- _STATED TASK_
Below is a listing to write out in full, exactly as given, without its pictures.

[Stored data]
***
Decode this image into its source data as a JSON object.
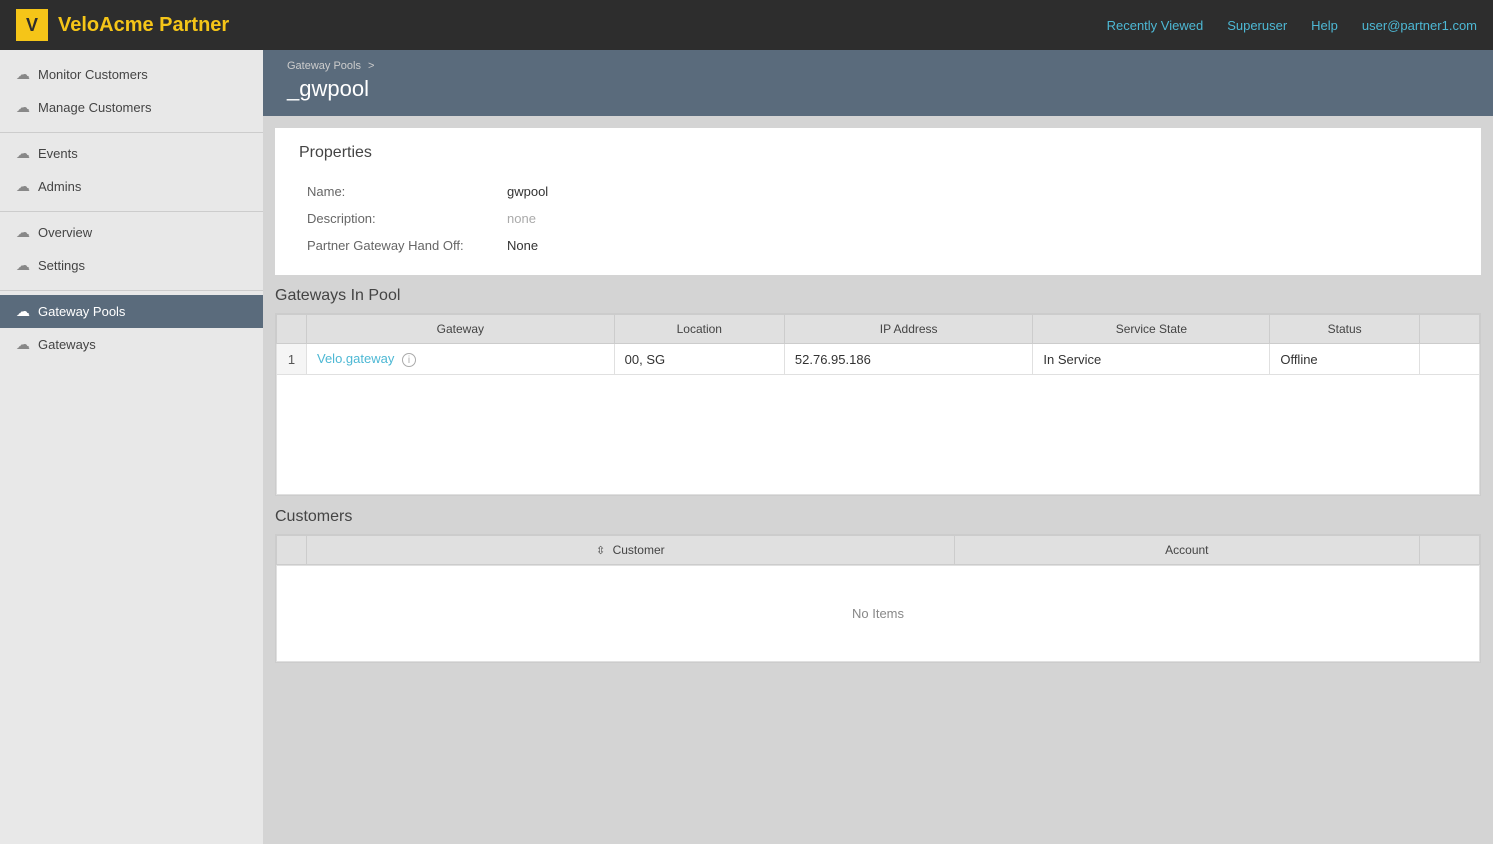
{
  "app": {
    "logo_letter": "V",
    "title": "VeloAcme Partner"
  },
  "topnav": {
    "links": [
      {
        "label": "Recently Viewed",
        "id": "recently-viewed"
      },
      {
        "label": "Superuser",
        "id": "superuser"
      },
      {
        "label": "Help",
        "id": "help"
      }
    ],
    "user": "user@partner1.com"
  },
  "sidebar": {
    "sections": [
      {
        "items": [
          {
            "label": "Monitor Customers",
            "id": "monitor-customers",
            "active": false
          },
          {
            "label": "Manage Customers",
            "id": "manage-customers",
            "active": false
          }
        ]
      },
      {
        "items": [
          {
            "label": "Events",
            "id": "events",
            "active": false
          },
          {
            "label": "Admins",
            "id": "admins",
            "active": false
          }
        ]
      },
      {
        "items": [
          {
            "label": "Overview",
            "id": "overview",
            "active": false
          },
          {
            "label": "Settings",
            "id": "settings",
            "active": false
          }
        ]
      },
      {
        "items": [
          {
            "label": "Gateway Pools",
            "id": "gateway-pools",
            "active": true
          },
          {
            "label": "Gateways",
            "id": "gateways",
            "active": false
          }
        ]
      }
    ]
  },
  "breadcrumb": {
    "parent": "Gateway Pools",
    "separator": ">"
  },
  "page": {
    "title": "_gwpool"
  },
  "properties": {
    "section_title": "Properties",
    "fields": [
      {
        "label": "Name:",
        "value": "gwpool",
        "id": "name",
        "style": "normal"
      },
      {
        "label": "Description:",
        "value": "none",
        "id": "description",
        "style": "muted"
      },
      {
        "label": "Partner Gateway Hand Off:",
        "value": "None",
        "id": "handoff",
        "style": "normal"
      }
    ]
  },
  "gateways_in_pool": {
    "section_title": "Gateways In Pool",
    "columns": [
      "",
      "Gateway",
      "Location",
      "IP Address",
      "Service State",
      "Status",
      ""
    ],
    "rows": [
      {
        "num": "1",
        "gateway": "Velo.gateway",
        "location": "00, SG",
        "ip_address": "52.76.95.186",
        "service_state": "In Service",
        "status": "Offline"
      }
    ]
  },
  "customers": {
    "section_title": "Customers",
    "columns": [
      "",
      "Customer",
      "Account",
      ""
    ],
    "no_items_text": "No Items"
  }
}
***
- _EXERCISE SOLUTION_
Decode this image into its source data as a JSON object.
{
  "app": {
    "logo_letter": "V",
    "title": "VeloAcme Partner"
  },
  "topnav": {
    "links": [
      {
        "label": "Recently Viewed",
        "id": "recently-viewed"
      },
      {
        "label": "Superuser",
        "id": "superuser"
      },
      {
        "label": "Help",
        "id": "help"
      }
    ],
    "user": "user@partner1.com"
  },
  "sidebar": {
    "sections": [
      {
        "items": [
          {
            "label": "Monitor Customers",
            "id": "monitor-customers",
            "active": false
          },
          {
            "label": "Manage Customers",
            "id": "manage-customers",
            "active": false
          }
        ]
      },
      {
        "items": [
          {
            "label": "Events",
            "id": "events",
            "active": false
          },
          {
            "label": "Admins",
            "id": "admins",
            "active": false
          }
        ]
      },
      {
        "items": [
          {
            "label": "Overview",
            "id": "overview",
            "active": false
          },
          {
            "label": "Settings",
            "id": "settings",
            "active": false
          }
        ]
      },
      {
        "items": [
          {
            "label": "Gateway Pools",
            "id": "gateway-pools",
            "active": true
          },
          {
            "label": "Gateways",
            "id": "gateways",
            "active": false
          }
        ]
      }
    ]
  },
  "breadcrumb": {
    "parent": "Gateway Pools",
    "separator": ">"
  },
  "page": {
    "title": "_gwpool"
  },
  "properties": {
    "section_title": "Properties",
    "fields": [
      {
        "label": "Name:",
        "value": "gwpool",
        "id": "name",
        "style": "normal"
      },
      {
        "label": "Description:",
        "value": "none",
        "id": "description",
        "style": "muted"
      },
      {
        "label": "Partner Gateway Hand Off:",
        "value": "None",
        "id": "handoff",
        "style": "normal"
      }
    ]
  },
  "gateways_in_pool": {
    "section_title": "Gateways In Pool",
    "columns": [
      "",
      "Gateway",
      "Location",
      "IP Address",
      "Service State",
      "Status",
      ""
    ],
    "rows": [
      {
        "num": "1",
        "gateway": "Velo.gateway",
        "location": "00, SG",
        "ip_address": "52.76.95.186",
        "service_state": "In Service",
        "status": "Offline"
      }
    ]
  },
  "customers": {
    "section_title": "Customers",
    "columns": [
      "",
      "Customer",
      "Account",
      ""
    ],
    "no_items_text": "No Items"
  }
}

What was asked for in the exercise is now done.